(Collection entries)
__________________________________________________
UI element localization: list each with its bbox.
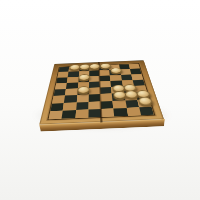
square-r8c2[interactable] (62, 110, 76, 119)
square-r8c5[interactable] (101, 108, 115, 117)
square-r8c3[interactable] (75, 109, 88, 118)
checkers-board: ⛀⛀⛀⛀⛀⛀⛀⛀⛀⛀⛀⛀⛀ (39, 60, 164, 124)
board-scene: ⛀⛀⛀⛀⛀⛀⛀⛀⛀⛀⛀⛀⛀ (0, 0, 200, 200)
board-front-edge (39, 119, 165, 132)
square-r8c8[interactable] (139, 107, 154, 116)
product-photo-background: ⛀⛀⛀⛀⛀⛀⛀⛀⛀⛀⛀⛀⛀ (0, 0, 200, 200)
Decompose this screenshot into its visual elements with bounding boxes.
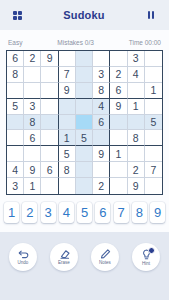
__________________________________________________
**WORK TO BE COMPLETED**
Rewrite all of the material above as a numbered list with blank lines omitted, and leave the pictures out.

**ANSWER FOR THIS EXERCISE**
1. UI element localization: list each with its bbox.
2. square-r8c2[interactable] (62, 110, 76, 119)
3. square-r8c5[interactable] (101, 108, 115, 117)
4. square-r8c3[interactable] (75, 109, 88, 118)
5. checkers-board: ⛀⛀⛀⛀⛀⛀⛀⛀⛀⛀⛀⛀⛀ (39, 60, 164, 124)
6. board-scene: ⛀⛀⛀⛀⛀⛀⛀⛀⛀⛀⛀⛀⛀ (0, 0, 200, 200)
7. board-front-edge (39, 119, 165, 132)
8. square-r8c8[interactable] (139, 107, 154, 116)
9. product-photo-background: ⛀⛀⛀⛀⛀⛀⛀⛀⛀⛀⛀⛀⛀ (0, 0, 200, 200)
10. Decompose this screenshot into its visual elements with bounding boxes.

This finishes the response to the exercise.